**Records to process:**
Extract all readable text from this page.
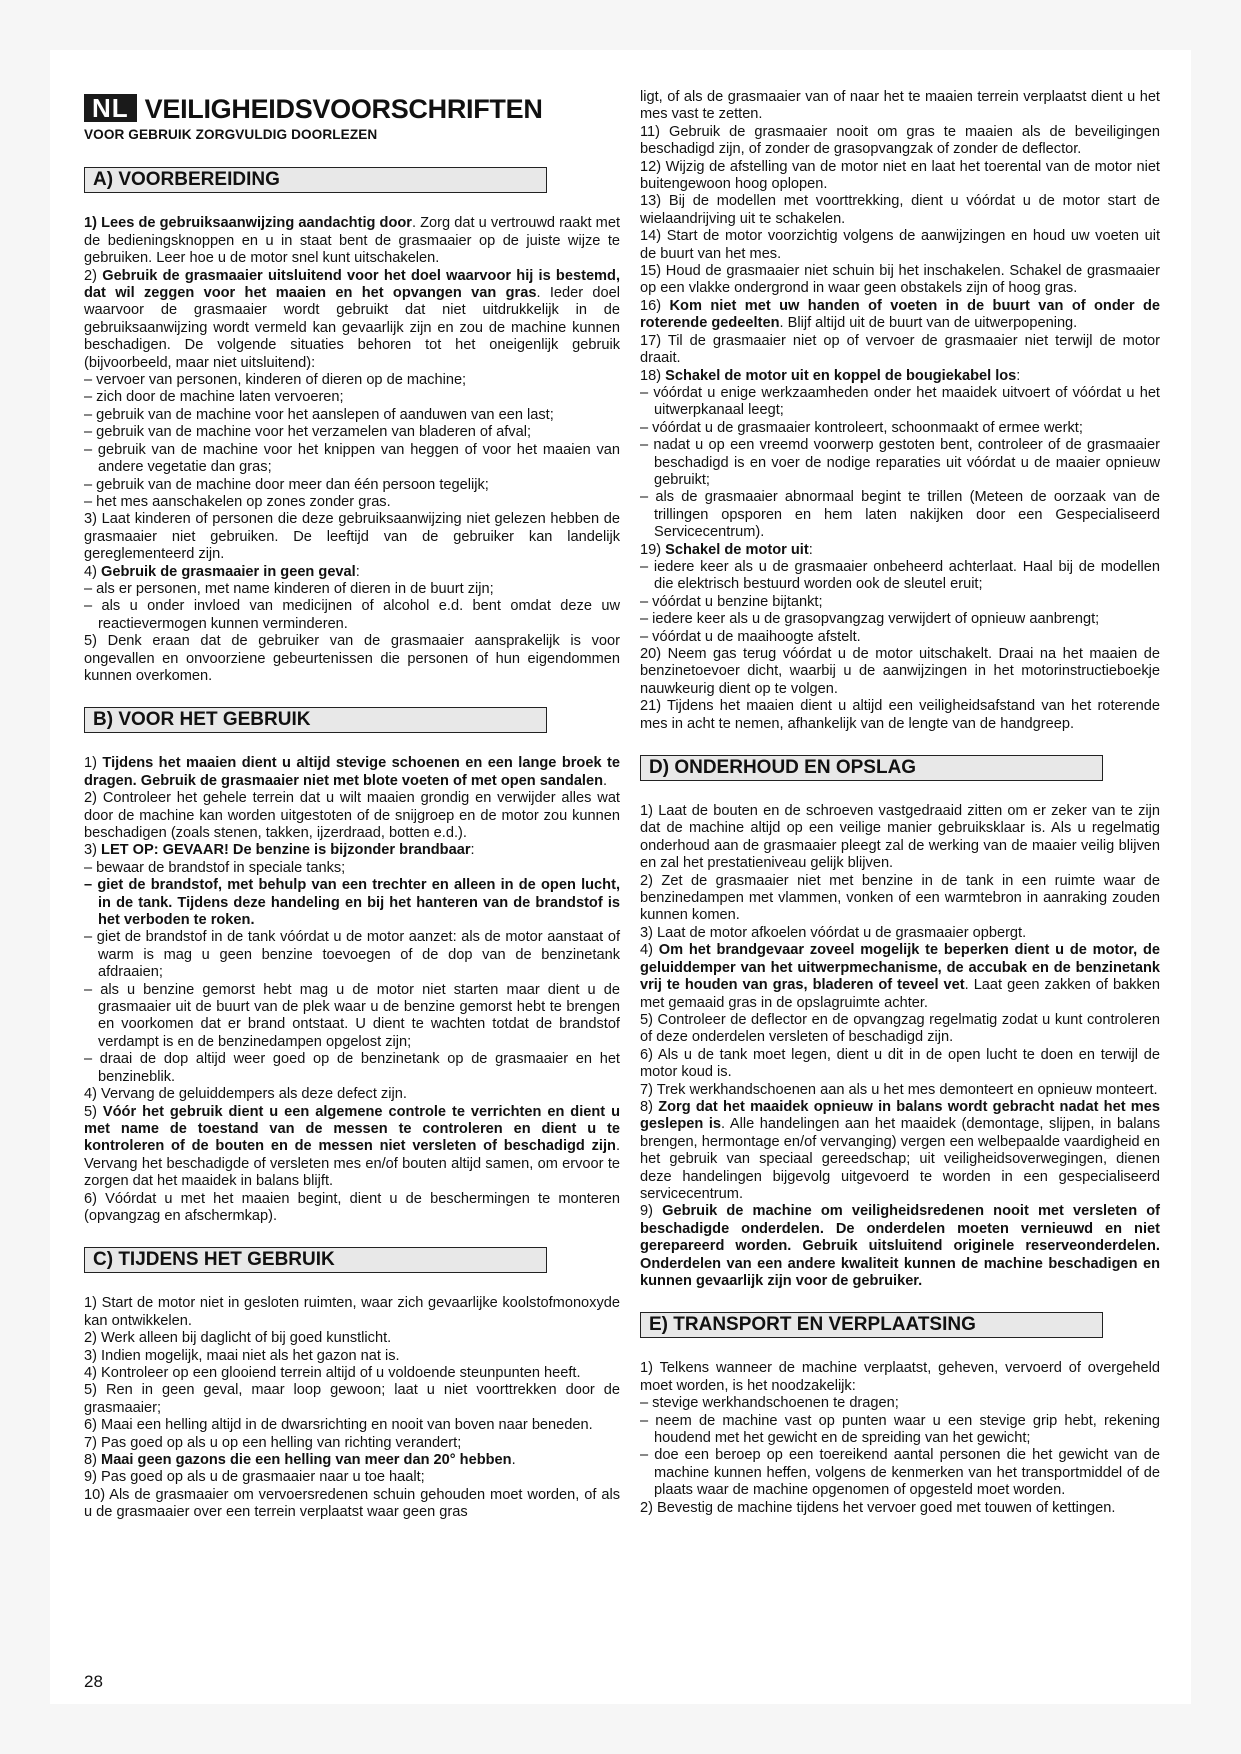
NL VEILIGHEIDSVOORSCHRIFTEN
VOOR GEBRUIK ZORGVULDIG DOORLEZEN
A) VOORBEREIDING

1) Lees de gebruiksaanwijzing aandachtig door. Zorg dat u vertrouwd raakt met de bedieningsknoppen en u in staat bent de grasmaaier op de juiste wijze te gebruiken. Leer hoe u de motor snel kunt uitschakelen.

2) Gebruik de grasmaaier uitsluitend voor het doel waarvoor hij is bestemd, dat wil zeggen voor het maaien en het opvangen van gras. Ieder doel waarvoor de grasmaaier wordt gebruikt dat niet uitdrukkelijk in de gebruiksaanwijzing wordt vermeld kan gevaarlijk zijn en zou de machine kunnen beschadigen. De volgende situaties behoren tot het oneigenlijk gebruik (bijvoorbeeld, maar niet uitsluitend):

– vervoer van personen, kinderen of dieren op de machine;

– zich door de machine laten vervoeren;

– gebruik van de machine voor het aanslepen of aanduwen van een last;

– gebruik van de machine voor het verzamelen van bladeren of afval;

– gebruik van de machine voor het knippen van heggen of voor het maaien van andere vegetatie dan gras;

– gebruik van de machine door meer dan één persoon tegelijk;

– het mes aanschakelen op zones zonder gras.

3) Laat kinderen of personen die deze gebruiksaanwijzing niet gelezen hebben de grasmaaier niet gebruiken. De leeftijd van de gebruiker kan landelijk gereglementeerd zijn.

4) Gebruik de grasmaaier in geen geval:

– als er personen, met name kinderen of dieren in de buurt zijn;

– als u onder invloed van medicijnen of alcohol e.d. bent omdat deze uw reactievermogen kunnen verminderen.

5) Denk eraan dat de gebruiker van de grasmaaier aansprakelijk is voor ongevallen en onvoorziene gebeurtenissen die personen of hun eigendommen kunnen overkomen.

B) VOOR HET GEBRUIK

1) Tijdens het maaien dient u altijd stevige schoenen en een lange broek te dragen. Gebruik de grasmaaier niet met blote voeten of met open sandalen.

2) Controleer het gehele terrein dat u wilt maaien grondig en verwijder alles wat door de machine kan worden uitgestoten of de snijgroep en de motor zou kunnen beschadigen (zoals stenen, takken, ijzerdraad, botten e.d.).

3) LET OP: GEVAAR! De benzine is bijzonder brandbaar:

– bewaar de brandstof in speciale tanks;

– giet de brandstof, met behulp van een trechter en alleen in de open lucht, in de tank. Tijdens deze handeling en bij het hanteren van de brandstof is het verboden te roken.

– giet de brandstof in de tank vóórdat u de motor aanzet: als de motor aanstaat of warm is mag u geen benzine toevoegen of de dop van de benzinetank afdraaien;

– als u benzine gemorst hebt mag u de motor niet starten maar dient u de grasmaaier uit de buurt van de plek waar u de benzine gemorst hebt te brengen en voorkomen dat er brand ontstaat. U dient te wachten totdat de brandstof verdampt is en de benzinedampen opgelost zijn;

– draai de dop altijd weer goed op de benzinetank op de grasmaaier en het benzineblik.

4) Vervang de geluiddempers als deze defect zijn.

5) Vóór het gebruik dient u een algemene controle te verrichten en dient u met name de toestand van de messen te controleren en dient u te kontroleren of de bouten en de messen niet versleten of beschadigd zijn. Vervang het beschadigde of versleten mes en/of bouten altijd samen, om ervoor te zorgen dat het maaidek in balans blijft.

6) Vóórdat u met het maaien begint, dient u de beschermingen te monteren (opvangzag en afschermkap).

C) TIJDENS HET GEBRUIK

1) Start de motor niet in gesloten ruimten, waar zich gevaarlijke koolstofmonoxyde kan ontwikkelen.

2) Werk alleen bij daglicht of bij goed kunstlicht.

3) Indien mogelijk, maai niet als het gazon nat is.

4) Kontroleer op een glooiend terrein altijd of u voldoende steunpunten heeft.

5) Ren in geen geval, maar loop gewoon; laat u niet voorttrekken door de grasmaaier;

6) Maai een helling altijd in de dwarsrichting en nooit van boven naar beneden.

7) Pas goed op als u op een helling van richting verandert;

8) Maai geen gazons die een helling van meer dan 20° hebben.

9) Pas goed op als u de grasmaaier naar u toe haalt;

10) Als de grasmaaier om vervoersredenen schuin gehouden moet worden, of als u de grasmaaier over een terrein verplaatst waar geen gras

ligt, of als de grasmaaier van of naar het te maaien terrein verplaatst dient u het mes vast te zetten.

11) Gebruik de grasmaaier nooit om gras te maaien als de beveiligingen beschadigd zijn, of zonder de grasopvangzak of zonder de deflector.

12) Wijzig de afstelling van de motor niet en laat het toerental van de motor niet buitengewoon hoog oplopen.

13) Bij de modellen met voorttrekking, dient u vóórdat u de motor start de wielaandrijving uit te schakelen.

14) Start de motor voorzichtig volgens de aanwijzingen en houd uw voeten uit de buurt van het mes.

15) Houd de grasmaaier niet schuin bij het inschakelen. Schakel de grasmaaier op een vlakke ondergrond in waar geen obstakels zijn of hoog gras.

16) Kom niet met uw handen of voeten in de buurt van of onder de roterende gedeelten. Blijf altijd uit de buurt van de uitwerpopening.

17) Til de grasmaaier niet op of vervoer de grasmaaier niet terwijl de motor draait.

18) Schakel de motor uit en koppel de bougiekabel los:

– vóórdat u enige werkzaamheden onder het maaidek uitvoert of vóórdat u het uitwerpkanaal leegt;

– vóórdat u de grasmaaier kontroleert, schoonmaakt of ermee werkt;

– nadat u op een vreemd voorwerp gestoten bent, controleer of de grasmaaier beschadigd is en voer de nodige reparaties uit vóórdat u de maaier opnieuw gebruikt;

– als de grasmaaier abnormaal begint te trillen (Meteen de oorzaak van de trillingen opsporen en hem laten nakijken door een Gespecialiseerd Servicecentrum).

19) Schakel de motor uit:

– iedere keer als u de grasmaaier onbeheerd achterlaat. Haal bij de modellen die elektrisch bestuurd worden ook de sleutel eruit;

– vóórdat u benzine bijtankt;

– iedere keer als u de grasopvangzag verwijdert of opnieuw aanbrengt;

– vóórdat u de maaihoogte afstelt.

20) Neem gas terug vóórdat u de motor uitschakelt. Draai na het maaien de benzinetoevoer dicht, waarbij u de aanwijzingen in het motorinstructieboekje nauwkeurig dient op te volgen.

21) Tijdens het maaien dient u altijd een veiligheidsafstand van het roterende mes in acht te nemen, afhankelijk van de lengte van de handgreep.

D) ONDERHOUD EN OPSLAG

1) Laat de bouten en de schroeven vastgedraaid zitten om er zeker van te zijn dat de machine altijd op een veilige manier gebruiksklaar is. Als u regelmatig onderhoud aan de grasmaaier pleegt zal de werking van de maaier veilig blijven en zal het prestatieniveau gelijk blijven.

2) Zet de grasmaaier niet met benzine in de tank in een ruimte waar de benzinedampen met vlammen, vonken of een warmtebron in aanraking zouden kunnen komen.

3) Laat de motor afkoelen vóórdat u de grasmaaier opbergt.

4) Om het brandgevaar zoveel mogelijk te beperken dient u de motor, de geluiddemper van het uitwerpmechanisme, de accubak en de benzinetank vrij te houden van gras, bladeren of teveel vet. Laat geen zakken of bakken met gemaaid gras in de opslagruimte achter.

5) Controleer de deflector en de opvangzag regelmatig zodat u kunt controleren of deze onderdelen versleten of beschadigd zijn.

6) Als u de tank moet legen, dient u dit in de open lucht te doen en terwijl de motor koud is.

7) Trek werkhandschoenen aan als u het mes demonteert en opnieuw monteert.

8) Zorg dat het maaidek opnieuw in balans wordt gebracht nadat het mes geslepen is. Alle handelingen aan het maaidek (demontage, slijpen, in balans brengen, hermontage en/of vervanging) vergen een welbepaalde vaardigheid en het gebruik van speciaal gereedschap; uit veiligheidsoverwegingen, dienen deze handelingen bijgevolg uitgevoerd te worden in een gespecialiseerd servicecentrum.

9) Gebruik de machine om veiligheidsredenen nooit met versleten of beschadigde onderdelen. De onderdelen moeten vernieuwd en niet gerepareerd worden. Gebruik uitsluitend originele reserveonderdelen. Onderdelen van een andere kwaliteit kunnen de machine beschadigen en kunnen gevaarlijk zijn voor de gebruiker.

E) TRANSPORT EN VERPLAATSING

1) Telkens wanneer de machine verplaatst, geheven, vervoerd of overgeheld moet worden, is het noodzakelijk:

– stevige werkhandschoenen te dragen;

– neem de machine vast op punten waar u een stevige grip hebt, rekening houdend met het gewicht en de spreiding van het gewicht;

– doe een beroep op een toereikend aantal personen die het gewicht van de machine kunnen heffen, volgens de kenmerken van het transportmiddel of de plaats waar de machine opgenomen of opgesteld moet worden.

2) Bevestig de machine tijdens het vervoer goed met touwen of kettingen.

28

**Exercise requirements:** Among the lines above, find those carrying the word "gebruiker" and copy them out.

**Response to the task:**
3) Laat kinderen of personen die deze gebruiksaanwijzing niet gelezen hebben de grasmaaier niet gebruiken. De leeftijd van de gebruiker kan landelijk gereglementeerd zijn.
5) Denk eraan dat de gebruiker van de grasmaaier aansprakelijk is voor ongevallen en onvoorziene gebeurtenissen die personen of hun eigendommen kunnen overkomen.
9) Gebruik de machine om veiligheidsredenen nooit met versleten of beschadigde onderdelen. De onderdelen moeten vernieuwd en niet gerepareerd worden. Gebruik uitsluitend originele reserveonderdelen. Onderdelen van een andere kwaliteit kunnen de machine beschadigen en kunnen gevaarlijk zijn voor de gebruiker.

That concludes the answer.